» To do:
Render every line of each row below as a JSON list of strings, one string per line, leaving out blank lines.

-------- Material for this exercise

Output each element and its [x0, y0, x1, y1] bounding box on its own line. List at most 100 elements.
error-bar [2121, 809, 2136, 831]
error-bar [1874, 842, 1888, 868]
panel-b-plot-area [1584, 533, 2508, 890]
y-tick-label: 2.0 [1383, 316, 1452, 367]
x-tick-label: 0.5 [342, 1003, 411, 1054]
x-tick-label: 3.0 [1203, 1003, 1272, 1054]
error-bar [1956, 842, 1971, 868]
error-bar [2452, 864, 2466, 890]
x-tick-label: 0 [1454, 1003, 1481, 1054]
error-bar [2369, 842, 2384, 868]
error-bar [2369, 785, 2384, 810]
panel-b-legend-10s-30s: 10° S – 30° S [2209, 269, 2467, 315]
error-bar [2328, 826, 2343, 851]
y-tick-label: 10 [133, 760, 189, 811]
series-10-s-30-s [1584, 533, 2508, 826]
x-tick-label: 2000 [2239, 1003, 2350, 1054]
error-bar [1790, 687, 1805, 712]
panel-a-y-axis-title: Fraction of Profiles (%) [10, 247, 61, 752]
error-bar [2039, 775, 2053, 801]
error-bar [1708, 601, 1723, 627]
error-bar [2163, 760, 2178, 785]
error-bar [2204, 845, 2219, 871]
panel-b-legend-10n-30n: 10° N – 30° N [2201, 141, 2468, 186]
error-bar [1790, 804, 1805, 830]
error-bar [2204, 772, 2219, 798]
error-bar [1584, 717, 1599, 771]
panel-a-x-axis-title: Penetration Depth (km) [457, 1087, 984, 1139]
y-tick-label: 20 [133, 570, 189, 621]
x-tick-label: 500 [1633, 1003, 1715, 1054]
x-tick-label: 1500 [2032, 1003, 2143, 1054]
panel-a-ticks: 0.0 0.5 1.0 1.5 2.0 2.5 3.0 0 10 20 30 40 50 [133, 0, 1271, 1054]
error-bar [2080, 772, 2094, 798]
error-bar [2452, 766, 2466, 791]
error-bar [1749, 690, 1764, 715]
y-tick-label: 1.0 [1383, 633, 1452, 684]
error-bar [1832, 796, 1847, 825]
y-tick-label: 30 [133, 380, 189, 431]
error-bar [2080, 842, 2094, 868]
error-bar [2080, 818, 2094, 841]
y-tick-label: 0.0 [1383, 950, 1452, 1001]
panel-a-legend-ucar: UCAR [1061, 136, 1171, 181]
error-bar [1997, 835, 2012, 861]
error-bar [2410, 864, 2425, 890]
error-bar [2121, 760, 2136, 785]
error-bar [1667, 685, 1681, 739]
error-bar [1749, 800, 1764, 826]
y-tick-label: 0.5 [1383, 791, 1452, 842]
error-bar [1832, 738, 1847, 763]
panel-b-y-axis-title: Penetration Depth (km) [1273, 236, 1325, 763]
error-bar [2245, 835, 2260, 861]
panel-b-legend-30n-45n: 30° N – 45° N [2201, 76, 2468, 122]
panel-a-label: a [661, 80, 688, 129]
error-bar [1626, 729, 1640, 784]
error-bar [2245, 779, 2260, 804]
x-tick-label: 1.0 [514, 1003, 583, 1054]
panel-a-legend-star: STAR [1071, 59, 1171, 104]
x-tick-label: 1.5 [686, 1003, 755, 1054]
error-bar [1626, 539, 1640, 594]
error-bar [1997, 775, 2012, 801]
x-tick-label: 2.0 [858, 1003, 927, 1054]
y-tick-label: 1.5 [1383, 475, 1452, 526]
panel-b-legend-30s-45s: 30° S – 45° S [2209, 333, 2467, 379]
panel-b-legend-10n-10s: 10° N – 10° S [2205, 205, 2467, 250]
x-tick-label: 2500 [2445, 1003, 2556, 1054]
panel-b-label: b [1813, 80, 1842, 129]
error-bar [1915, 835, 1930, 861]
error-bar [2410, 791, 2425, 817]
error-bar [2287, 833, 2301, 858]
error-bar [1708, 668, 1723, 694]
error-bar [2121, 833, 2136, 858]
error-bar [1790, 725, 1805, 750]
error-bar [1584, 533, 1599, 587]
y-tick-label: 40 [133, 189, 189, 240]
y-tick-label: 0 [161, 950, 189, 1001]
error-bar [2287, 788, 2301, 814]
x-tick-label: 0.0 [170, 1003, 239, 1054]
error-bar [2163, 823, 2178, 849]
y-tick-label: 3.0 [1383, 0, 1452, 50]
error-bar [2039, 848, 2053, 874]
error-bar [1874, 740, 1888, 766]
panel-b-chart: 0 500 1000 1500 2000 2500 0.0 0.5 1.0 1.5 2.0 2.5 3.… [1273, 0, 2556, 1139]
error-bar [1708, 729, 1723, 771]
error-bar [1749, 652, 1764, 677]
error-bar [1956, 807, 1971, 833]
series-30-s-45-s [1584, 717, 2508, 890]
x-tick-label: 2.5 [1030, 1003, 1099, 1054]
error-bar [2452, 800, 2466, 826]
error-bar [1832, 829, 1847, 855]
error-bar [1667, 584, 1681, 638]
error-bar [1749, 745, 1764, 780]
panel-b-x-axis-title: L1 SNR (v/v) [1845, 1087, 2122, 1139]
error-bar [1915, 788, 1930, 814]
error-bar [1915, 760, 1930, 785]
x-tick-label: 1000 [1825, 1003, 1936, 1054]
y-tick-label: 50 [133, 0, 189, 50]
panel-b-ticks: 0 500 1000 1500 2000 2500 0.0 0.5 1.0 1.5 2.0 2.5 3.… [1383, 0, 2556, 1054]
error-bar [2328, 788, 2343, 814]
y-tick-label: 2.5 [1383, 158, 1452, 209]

----------------

» Written answer:
[
  "Output each element and its [x0, y0, x1, y1] bounding box on its own line. List at most 100 elements.",
  "error-bar [2121, 809, 2136, 831]",
  "error-bar [1874, 842, 1888, 868]",
  "panel-b-plot-area [1584, 533, 2508, 890]",
  "y-tick-label: 2.0 [1383, 316, 1452, 367]",
  "x-tick-label: 0.5 [342, 1003, 411, 1054]",
  "x-tick-label: 3.0 [1203, 1003, 1272, 1054]",
  "error-bar [1956, 842, 1971, 868]",
  "error-bar [2452, 864, 2466, 890]",
  "x-tick-label: 0 [1454, 1003, 1481, 1054]",
  "error-bar [2369, 842, 2384, 868]",
  "error-bar [2369, 785, 2384, 810]",
  "panel-b-legend-10s-30s: 10° S – 30° S [2209, 269, 2467, 315]",
  "error-bar [2328, 826, 2343, 851]",
  "y-tick-label: 10 [133, 760, 189, 811]",
  "series-10-s-30-s [1584, 533, 2508, 826]",
  "x-tick-label: 2000 [2239, 1003, 2350, 1054]",
  "error-bar [1790, 687, 1805, 712]",
  "panel-a-y-axis-title: Fraction of Profiles (%) [10, 247, 61, 752]",
  "error-bar [2039, 775, 2053, 801]",
  "error-bar [1708, 601, 1723, 627]",
  "error-bar [2163, 760, 2178, 785]",
  "error-bar [2204, 845, 2219, 871]",
  "panel-b-legend-10n-30n: 10° N – 30° N [2201, 141, 2468, 186]",
  "error-bar [1790, 804, 1805, 830]",
  "error-bar [2204, 772, 2219, 798]",
  "error-bar [1584, 717, 1599, 771]",
  "panel-a-x-axis-title: Penetration Depth (km) [457, 1087, 984, 1139]",
  "y-tick-label: 20 [133, 570, 189, 621]",
  "x-tick-label: 500 [1633, 1003, 1715, 1054]",
  "x-tick-label: 1500 [2032, 1003, 2143, 1054]",
  "panel-a-ticks: 0.0 0.5 1.0 1.5 2.0 2.5 3.0 0 10 20 30 40 50 [133, 0, 1271, 1054]",
  "error-bar [2080, 772, 2094, 798]",
  "error-bar [2452, 766, 2466, 791]",
  "error-bar [1749, 690, 1764, 715]",
  "y-tick-label: 1.0 [1383, 633, 1452, 684]",
  "error-bar [1832, 796, 1847, 825]",
  "y-tick-label: 30 [133, 380, 189, 431]",
  "error-bar [2080, 842, 2094, 868]",
  "error-bar [2080, 818, 2094, 841]",
  "y-tick-label: 0.0 [1383, 950, 1452, 1001]",
  "panel-a-legend-ucar: UCAR [1061, 136, 1171, 181]",
  "error-bar [1997, 835, 2012, 861]",
  "error-bar [2410, 864, 2425, 890]",
  "error-bar [2121, 760, 2136, 785]",
  "error-bar [1667, 685, 1681, 739]",
  "error-bar [1749, 800, 1764, 826]",
  "y-tick-label: 0.5 [1383, 791, 1452, 842]",
  "error-bar [1832, 738, 1847, 763]",
  "panel-b-y-axis-title: Penetration Depth (km) [1273, 236, 1325, 763]",
  "error-bar [2245, 835, 2260, 861]",
  "panel-b-legend-30n-45n: 30° N – 45° N [2201, 76, 2468, 122]",
  "panel-a-label: a [661, 80, 688, 129]",
  "error-bar [1626, 729, 1640, 784]",
  "error-bar [2245, 779, 2260, 804]",
  "x-tick-label: 1.0 [514, 1003, 583, 1054]",
  "panel-a-legend-star: STAR [1071, 59, 1171, 104]",
  "x-tick-label: 1.5 [686, 1003, 755, 1054]",
  "error-bar [1626, 539, 1640, 594]",
  "error-bar [1997, 775, 2012, 801]",
  "x-tick-label: 2.0 [858, 1003, 927, 1054]",
  "y-tick-label: 1.5 [1383, 475, 1452, 526]",
  "panel-b-legend-30s-45s: 30° S – 45° S [2209, 333, 2467, 379]",
  "panel-b-legend-10n-10s: 10° N – 10° S [2205, 205, 2467, 250]",
  "x-tick-label: 2500 [2445, 1003, 2556, 1054]",
  "panel-b-label: b [1813, 80, 1842, 129]",
  "error-bar [1915, 835, 1930, 861]",
  "error-bar [2410, 791, 2425, 817]",
  "error-bar [2287, 833, 2301, 858]",
  "error-bar [1708, 668, 1723, 694]",
  "error-bar [2121, 833, 2136, 858]",
  "error-bar [1790, 725, 1805, 750]",
  "error-bar [1584, 533, 1599, 587]",
  "y-tick-label: 40 [133, 189, 189, 240]",
  "y-tick-label: 0 [161, 950, 189, 1001]",
  "error-bar [2287, 788, 2301, 814]",
  "x-tick-label: 0.0 [170, 1003, 239, 1054]",
  "error-bar [2163, 823, 2178, 849]",
  "y-tick-label: 3.0 [1383, 0, 1452, 50]",
  "error-bar [2039, 848, 2053, 874]",
  "error-bar [1874, 740, 1888, 766]",
  "panel-b-chart: 0 500 1000 1500 2000 2500 0.0 0.5 1.0 1.5 2.0 2.5 3.… [1273, 0, 2556, 1139]",
  "error-bar [1708, 729, 1723, 771]",
  "error-bar [1749, 652, 1764, 677]",
  "error-bar [1956, 807, 1971, 833]",
  "series-30-s-45-s [1584, 717, 2508, 890]",
  "x-tick-label: 2.5 [1030, 1003, 1099, 1054]",
  "error-bar [2452, 800, 2466, 826]",
  "error-bar [1832, 829, 1847, 855]",
  "error-bar [1667, 584, 1681, 638]",
  "error-bar [1749, 745, 1764, 780]",
  "panel-b-x-axis-title: L1 SNR (v/v) [1845, 1087, 2122, 1139]",
  "error-bar [1915, 788, 1930, 814]",
  "error-bar [1915, 760, 1930, 785]",
  "x-tick-label: 1000 [1825, 1003, 1936, 1054]",
  "y-tick-label: 50 [133, 0, 189, 50]",
  "panel-b-ticks: 0 500 1000 1500 2000 2500 0.0 0.5 1.0 1.5 2.0 2.5 3.… [1383, 0, 2556, 1054]",
  "error-bar [2328, 788, 2343, 814]",
  "y-tick-label: 2.5 [1383, 158, 1452, 209]"
]